▸ WRITTEN PROBLEM
Below are the records. List every line holding the word "出自欧阳修".

▸ RECORDS

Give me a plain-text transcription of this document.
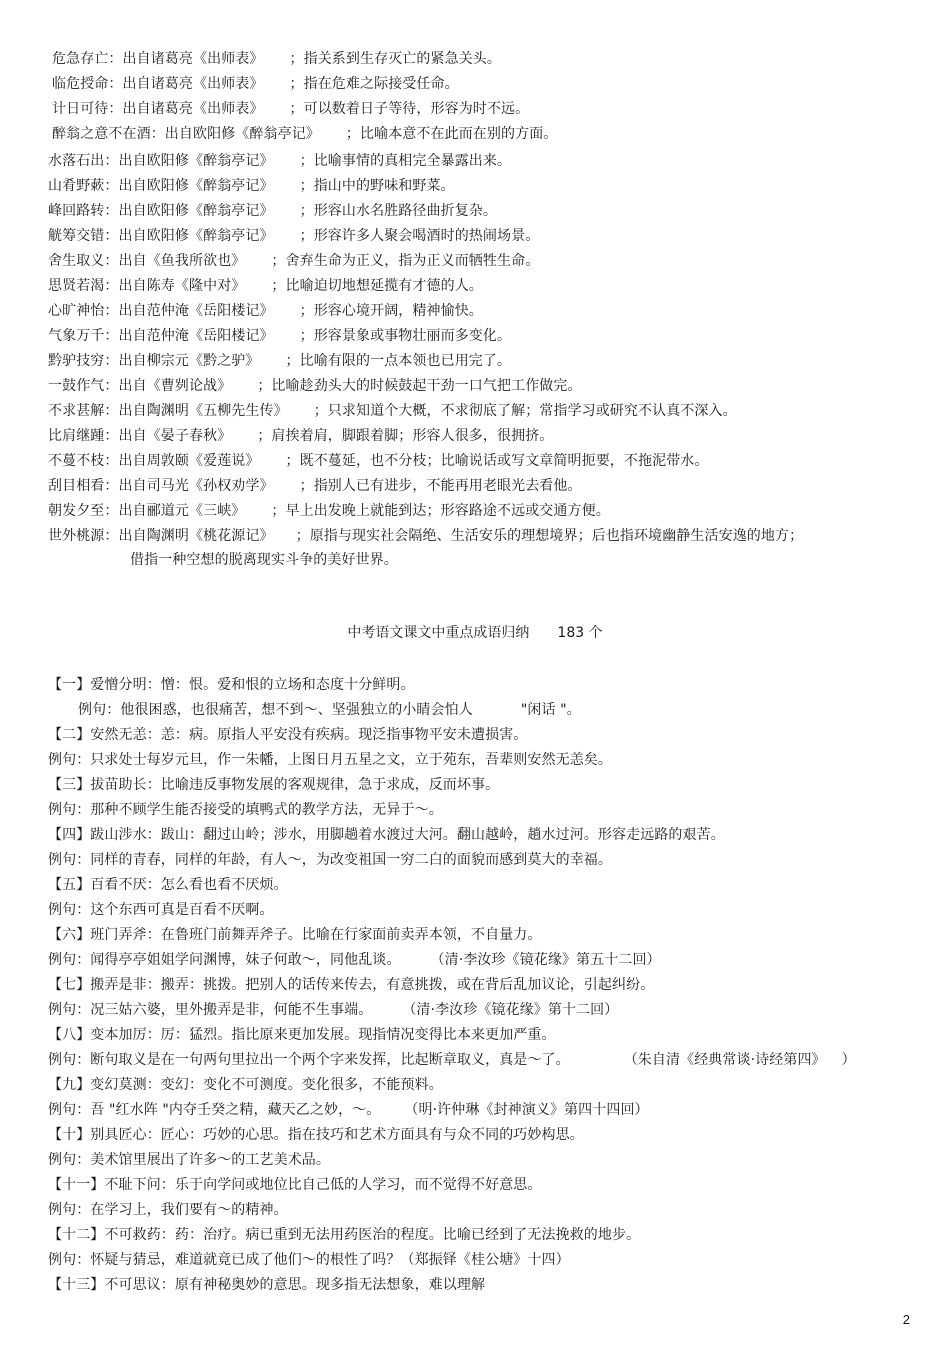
危急存亡：出自诸葛亮《出师表》 ；指关系到生存灭亡的紧急关头。
临危授命：出自诸葛亮《出师表》 ；指在危难之际接受任命。
计日可待：出自诸葛亮《出师表》 ；可以数着日子等待，形容为时不远。
醉翁之意不在酒：出自欧阳修《醉翁亭记》 ；比喻本意不在此而在别的方面。
水落石出：出自欧阳修《醉翁亭记》 ；比喻事情的真相完全暴露出来。
山肴野蔌：出自欧阳修《醉翁亭记》 ；指山中的野味和野菜。
峰回路转：出自欧阳修《醉翁亭记》 ；形容山水名胜路径曲折复杂。
觥筹交错：出自欧阳修《醉翁亭记》 ；形容许多人聚会喝酒时的热闹场景。
舍生取义：出自《鱼我所欲也》 ；舍弃生命为正义，指为正义而牺牲生命。
思贤若渴：出自陈寿《隆中对》 ；比喻迫切地想延揽有才德的人。
心旷神怡：出自范仲淹《岳阳楼记》 ；形容心境开阔，精神愉快。
气象万千：出自范仲淹《岳阳楼记》 ；形容景象或事物壮丽而多变化。
黔驴技穷：出自柳宗元《黔之驴》 ；比喻有限的一点本领也已用完了。
一鼓作气：出自《曹刿论战》 ；比喻趁劲头大的时候鼓起干劲一口气把工作做完。
不求甚解：出自陶渊明《五柳先生传》 ；只求知道个大概，不求彻底了解；常指学习或研究不认真不深入。
比肩继踵：出自《晏子春秋》 ；肩挨着肩，脚跟着脚；形容人很多，很拥挤。
不蔓不枝：出自周敦颐《爱莲说》 ；既不蔓延，也不分枝；比喻说话或写文章简明扼要，不拖泥带水。
刮目相看：出自司马光《孙权劝学》 ；指别人已有进步，不能再用老眼光去看他。
朝发夕至：出自郦道元《三峡》 ；早上出发晚上就能到达；形容路途不远或交通方便。
世外桃源：出自陶渊明《桃花源记》 ；原指与现实社会隔绝、生活安乐的理想境界；后也指环境幽静生活安逸的地方；
借指一种空想的脱离现实斗争的美好世界。
中考语文课文中重点成语归纳 183 个
【一】爱憎分明：憎：恨。爱和恨的立场和态度十分鲜明。
例句：他很困惑，也很痛苦，想不到～、坚强独立的小睛会怕人	"闲话 "。
【二】安然无恙：恙：病。原指人平安没有疾病。现泛指事物平安未遭损害。
例句：只求处士每岁元旦，作一朱幡，上图日月五星之文，立于苑东，吾辈则安然无恙矣。
【三】拔苗助长：比喻违反事物发展的客观规律，急于求成，反而坏事。
例句：那种不顾学生能否接受的填鸭式的教学方法，无异于～。
【四】跋山涉水：跋山：翻过山岭；涉水，用脚趟着水渡过大河。翻山越岭，趟水过河。形容走远路的艰苦。
例句：同样的青春，同样的年龄，有人～，为改变祖国一穷二白的面貌而感到莫大的幸福。
【五】百看不厌：怎么看也看不厌烦。
例句：这个东西可真是百看不厌啊。
【六】班门弄斧：在鲁班门前舞弄斧子。比喻在行家面前卖弄本领，不自量力。
例句：闻得亭亭姐姐学问渊博，妹子何敢～，同他乱谈。 （清·李汝珍《镜花缘》第五十二回）
【七】搬弄是非：搬弄：挑拨。把别人的话传来传去，有意挑拨，或在背后乱加议论，引起纠纷。
例句：况三姑六婆，里外搬弄是非，何能不生事端。 （清·李汝珍《镜花缘》第十二回）
【八】变本加厉：厉：猛烈。指比原来更加发展。现指情况变得比本来更加严重。
例句：断句取义是在一句两句里拉出一个两个字来发挥，比起断章取义，真是～了。	（朱自清《经典常谈·诗经第四》 ）
【九】变幻莫测：变幻：变化不可测度。变化很多，不能预料。
例句：吾 "红水阵 "内夺壬癸之精，藏天乙之妙，～。 （明·许仲琳《封神演义》第四十四回）
【十】别具匠心：匠心：巧妙的心思。指在技巧和艺术方面具有与众不同的巧妙构思。
例句：美术馆里展出了许多～的工艺美术品。
【十一】不耻下问：乐于向学问或地位比自己低的人学习，而不觉得不好意思。
例句：在学习上，我们要有～的精神。
【十二】不可救药：药：治疗。病已重到无法用药医治的程度。比喻已经到了无法挽救的地步。
例句：怀疑与猜忌，难道就竟已成了他们～的根性了吗？（郑振铎《桂公塘》十四）
【十三】不可思议：原有神秘奥妙的意思。现多指无法想象，难以理解
2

▸ IN RESPONSE
醉翁之意不在酒：出自欧阳修《醉翁亭记》 ；比喻本意不在此而在别的方面。
水落石出：出自欧阳修《醉翁亭记》 ；比喻事情的真相完全暴露出来。
山肴野蔌：出自欧阳修《醉翁亭记》 ；指山中的野味和野菜。
峰回路转：出自欧阳修《醉翁亭记》 ；形容山水名胜路径曲折复杂。
觥筹交错：出自欧阳修《醉翁亭记》 ；形容许多人聚会喝酒时的热闹场景。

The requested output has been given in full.